- _Set problem_
From the records below, copy every line that contains the word "subtitle".

- _Provided records_

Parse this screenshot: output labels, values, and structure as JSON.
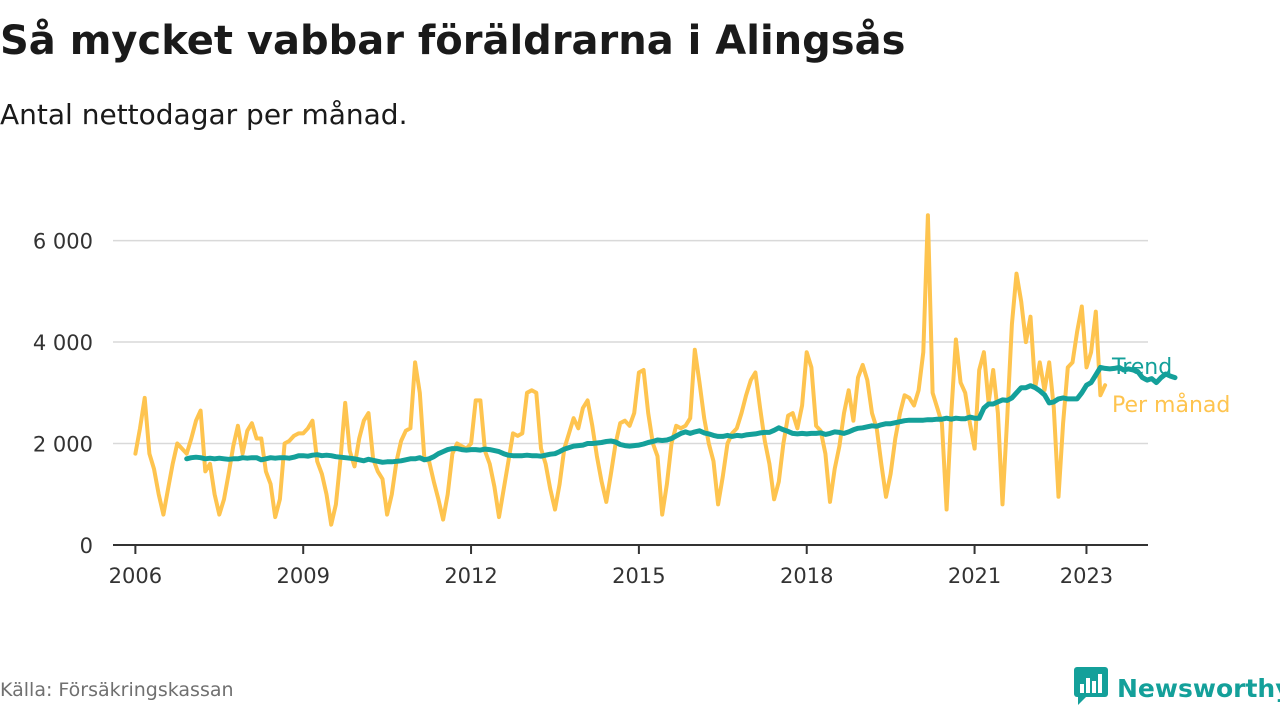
{
  "header": {
    "title": "Så mycket vabbar föräldrarna i Alingsås",
    "subtitle": "Antal nettodagar per månad."
  },
  "footer": {
    "source": "Källa: Försäkringskassan",
    "brand": "Newsworthy"
  },
  "colors": {
    "per_month": "#fec44f",
    "trend": "#14a09a",
    "grid": "#d9d9d9",
    "axis": "#333333"
  },
  "icons": {
    "brand_logo": "bar-chart-speech-bubble-icon"
  },
  "chart_data": {
    "type": "line",
    "title": "Så mycket vabbar föräldrarna i Alingsås",
    "subtitle": "Antal nettodagar per månad.",
    "xlabel": "",
    "ylabel": "",
    "x_start": "2006-01",
    "xlim": [
      2005.6,
      2024.1
    ],
    "ylim": [
      0,
      6800
    ],
    "y_ticks": [
      0,
      2000,
      4000,
      6000
    ],
    "y_tick_labels": [
      "0",
      "2 000",
      "4 000",
      "6 000"
    ],
    "x_ticks": [
      2006,
      2009,
      2012,
      2015,
      2018,
      2021,
      2023
    ],
    "x_tick_labels": [
      "2006",
      "2009",
      "2012",
      "2015",
      "2018",
      "2021",
      "2023"
    ],
    "grid": true,
    "legend": "direct labels at line ends",
    "series": [
      {
        "name": "Per månad",
        "color": "#fec44f",
        "start": "2006-01",
        "values": [
          1800,
          2300,
          2900,
          1800,
          1500,
          1000,
          600,
          1100,
          1600,
          2000,
          1900,
          1800,
          2100,
          2450,
          2650,
          1450,
          1600,
          1000,
          600,
          900,
          1400,
          1950,
          2350,
          1800,
          2250,
          2400,
          2100,
          2100,
          1450,
          1200,
          550,
          900,
          2000,
          2050,
          2150,
          2200,
          2200,
          2300,
          2450,
          1650,
          1400,
          1000,
          400,
          800,
          1700,
          2800,
          1850,
          1550,
          2100,
          2450,
          2600,
          1700,
          1450,
          1300,
          600,
          1000,
          1650,
          2050,
          2250,
          2300,
          3600,
          3000,
          1700,
          1650,
          1250,
          900,
          500,
          1000,
          1800,
          2000,
          1950,
          1900,
          2000,
          2850,
          2850,
          1850,
          1600,
          1150,
          550,
          1100,
          1650,
          2200,
          2150,
          2200,
          3000,
          3050,
          3000,
          1900,
          1600,
          1100,
          700,
          1200,
          1900,
          2200,
          2500,
          2300,
          2700,
          2850,
          2350,
          1750,
          1250,
          850,
          1400,
          2000,
          2400,
          2450,
          2350,
          2600,
          3400,
          3450,
          2600,
          2000,
          1750,
          600,
          1200,
          2000,
          2350,
          2300,
          2350,
          2500,
          3850,
          3200,
          2500,
          2000,
          1650,
          800,
          1350,
          2000,
          2200,
          2300,
          2600,
          2950,
          3250,
          3400,
          2700,
          2050,
          1600,
          900,
          1250,
          2000,
          2550,
          2600,
          2300,
          2750,
          3800,
          3500,
          2350,
          2250,
          1800,
          850,
          1500,
          1950,
          2600,
          3050,
          2450,
          3300,
          3550,
          3250,
          2600,
          2300,
          1600,
          950,
          1400,
          2100,
          2600,
          2950,
          2900,
          2750,
          3050,
          3800,
          6500,
          3000,
          2700,
          2400,
          700,
          2600,
          4050,
          3200,
          3000,
          2400,
          1900,
          3450,
          3800,
          2800,
          3450,
          2600,
          800,
          2500,
          4350,
          5350,
          4800,
          4000,
          4500,
          3100,
          3600,
          3050,
          3600,
          2700,
          950,
          2400,
          3500,
          3600,
          4200,
          4700,
          3500,
          3800,
          4600,
          2950,
          3150
        ]
      },
      {
        "name": "Trend",
        "color": "#14a09a",
        "start": "2006-12",
        "values": [
          1700,
          1720,
          1730,
          1720,
          1700,
          1710,
          1700,
          1710,
          1700,
          1690,
          1700,
          1700,
          1720,
          1710,
          1720,
          1720,
          1680,
          1700,
          1720,
          1710,
          1720,
          1720,
          1710,
          1730,
          1760,
          1760,
          1750,
          1770,
          1780,
          1760,
          1770,
          1760,
          1740,
          1730,
          1720,
          1710,
          1700,
          1680,
          1660,
          1690,
          1670,
          1650,
          1630,
          1640,
          1640,
          1650,
          1660,
          1680,
          1700,
          1700,
          1720,
          1680,
          1700,
          1740,
          1800,
          1840,
          1880,
          1900,
          1900,
          1880,
          1870,
          1880,
          1880,
          1870,
          1890,
          1880,
          1860,
          1840,
          1800,
          1770,
          1760,
          1760,
          1760,
          1770,
          1760,
          1760,
          1750,
          1770,
          1790,
          1800,
          1840,
          1890,
          1920,
          1950,
          1960,
          1970,
          2000,
          2000,
          2010,
          2020,
          2040,
          2050,
          2030,
          1980,
          1960,
          1950,
          1960,
          1970,
          1990,
          2020,
          2040,
          2070,
          2060,
          2070,
          2100,
          2150,
          2200,
          2230,
          2200,
          2230,
          2250,
          2210,
          2190,
          2160,
          2140,
          2140,
          2160,
          2140,
          2160,
          2150,
          2170,
          2180,
          2190,
          2210,
          2220,
          2220,
          2260,
          2310,
          2270,
          2240,
          2200,
          2190,
          2200,
          2190,
          2200,
          2200,
          2210,
          2180,
          2200,
          2230,
          2220,
          2200,
          2230,
          2270,
          2300,
          2310,
          2330,
          2350,
          2340,
          2370,
          2390,
          2390,
          2410,
          2430,
          2450,
          2460,
          2460,
          2460,
          2460,
          2470,
          2470,
          2480,
          2480,
          2500,
          2480,
          2500,
          2490,
          2490,
          2520,
          2500,
          2500,
          2700,
          2780,
          2780,
          2820,
          2860,
          2850,
          2900,
          3000,
          3100,
          3100,
          3140,
          3100,
          3040,
          2960,
          2800,
          2820,
          2880,
          2900,
          2880,
          2880,
          2880,
          3000,
          3150,
          3200,
          3350,
          3500,
          3480,
          3470,
          3480,
          3500,
          3450,
          3470,
          3450,
          3420,
          3300,
          3250,
          3280,
          3200,
          3300,
          3370,
          3330,
          3300
        ]
      }
    ]
  }
}
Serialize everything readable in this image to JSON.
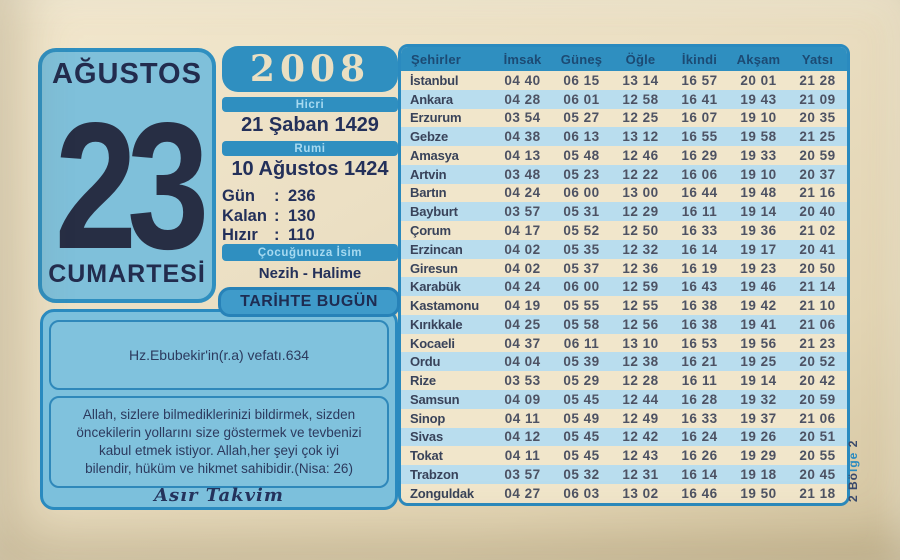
{
  "calendar": {
    "month": "AĞUSTOS",
    "day": "23",
    "weekday": "CUMARTESİ",
    "year": "2008",
    "hicri_label": "Hicri",
    "hicri_date": "21 Şaban 1429",
    "rumi_label": "Rumi",
    "rumi_date": "10 Ağustos 1424",
    "stats": [
      {
        "label": "Gün",
        "sep": ":",
        "value": "236"
      },
      {
        "label": "Kalan",
        "sep": ":",
        "value": "130"
      },
      {
        "label": "Hızır",
        "sep": ":",
        "value": "110"
      }
    ],
    "name_label": "Çocuğunuza İsim",
    "name_value": "Nezih - Halime",
    "history_title": "TARİHTE BUGÜN"
  },
  "history": {
    "event": "Hz.Ebubekir'in(r.a) vefatı.634",
    "quote_lines": [
      "Allah, sizlere bilmediklerinizi bildirmek, sizden",
      "öncekilerin yollarını size göstermek ve tevbenizi",
      "kabul etmek istiyor. Allah,her şeyi çok iyi",
      "bilendir, hüküm ve hikmet sahibidir.(Nisa: 26)"
    ],
    "signature": "Asır Takvim"
  },
  "prayer_table": {
    "columns": [
      "Şehirler",
      "İmsak",
      "Güneş",
      "Öğle",
      "İkindi",
      "Akşam",
      "Yatsı"
    ],
    "rows": [
      [
        "İstanbul",
        "04 40",
        "06 15",
        "13 14",
        "16 57",
        "20 01",
        "21 28"
      ],
      [
        "Ankara",
        "04 28",
        "06 01",
        "12 58",
        "16 41",
        "19 43",
        "21 09"
      ],
      [
        "Erzurum",
        "03 54",
        "05 27",
        "12 25",
        "16 07",
        "19 10",
        "20 35"
      ],
      [
        "Gebze",
        "04 38",
        "06 13",
        "13 12",
        "16 55",
        "19 58",
        "21 25"
      ],
      [
        "Amasya",
        "04 13",
        "05 48",
        "12 46",
        "16 29",
        "19 33",
        "20 59"
      ],
      [
        "Artvin",
        "03 48",
        "05 23",
        "12 22",
        "16 06",
        "19 10",
        "20 37"
      ],
      [
        "Bartın",
        "04 24",
        "06 00",
        "13 00",
        "16 44",
        "19 48",
        "21 16"
      ],
      [
        "Bayburt",
        "03 57",
        "05 31",
        "12 29",
        "16 11",
        "19 14",
        "20 40"
      ],
      [
        "Çorum",
        "04 17",
        "05 52",
        "12 50",
        "16 33",
        "19 36",
        "21 02"
      ],
      [
        "Erzincan",
        "04 02",
        "05 35",
        "12 32",
        "16 14",
        "19 17",
        "20 41"
      ],
      [
        "Giresun",
        "04 02",
        "05 37",
        "12 36",
        "16 19",
        "19 23",
        "20 50"
      ],
      [
        "Karabük",
        "04 24",
        "06 00",
        "12 59",
        "16 43",
        "19 46",
        "21 14"
      ],
      [
        "Kastamonu",
        "04 19",
        "05 55",
        "12 55",
        "16 38",
        "19 42",
        "21 10"
      ],
      [
        "Kırıkkale",
        "04 25",
        "05 58",
        "12 56",
        "16 38",
        "19 41",
        "21 06"
      ],
      [
        "Kocaeli",
        "04 37",
        "06 11",
        "13 10",
        "16 53",
        "19 56",
        "21 23"
      ],
      [
        "Ordu",
        "04 04",
        "05 39",
        "12 38",
        "16 21",
        "19 25",
        "20 52"
      ],
      [
        "Rize",
        "03 53",
        "05 29",
        "12 28",
        "16 11",
        "19 14",
        "20 42"
      ],
      [
        "Samsun",
        "04 09",
        "05 45",
        "12 44",
        "16 28",
        "19 32",
        "20 59"
      ],
      [
        "Sinop",
        "04 11",
        "05 49",
        "12 49",
        "16 33",
        "19 37",
        "21 06"
      ],
      [
        "Sivas",
        "04 12",
        "05 45",
        "12 42",
        "16 24",
        "19 26",
        "20 51"
      ],
      [
        "Tokat",
        "04 11",
        "05 45",
        "12 43",
        "16 26",
        "19 29",
        "20 55"
      ],
      [
        "Trabzon",
        "03 57",
        "05 32",
        "12 31",
        "16 14",
        "19 18",
        "20 45"
      ],
      [
        "Zonguldak",
        "04 27",
        "06 03",
        "13 02",
        "16 46",
        "19 50",
        "21 18"
      ]
    ]
  },
  "side_note": {
    "prefix": "2 Bö",
    "highlight": "lge",
    "suffix": " 2"
  },
  "colors": {
    "accent_blue": "#2f8fc0",
    "panel_blue": "#7fc0da",
    "stripe_blue": "#b9ddee",
    "paper_cream": "#ebdfc3",
    "ink_navy": "#23305a"
  }
}
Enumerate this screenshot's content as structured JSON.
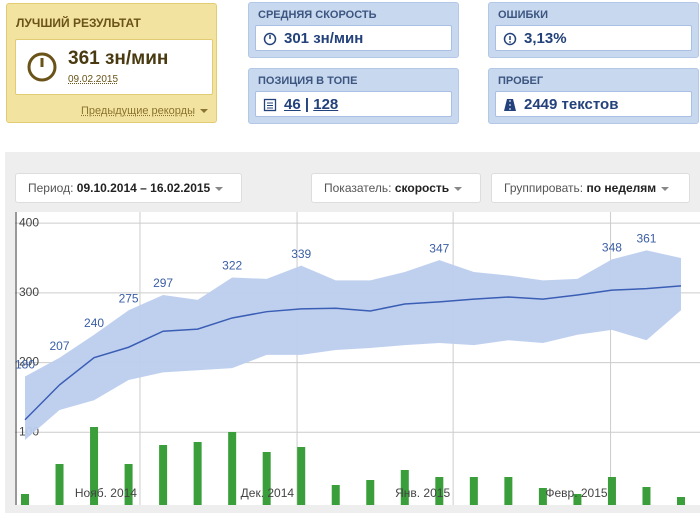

- _Problem solution_
    "subtitle": "Antal nettodagar per månad."
    "subtitle": "Antal nettodagar per månad.",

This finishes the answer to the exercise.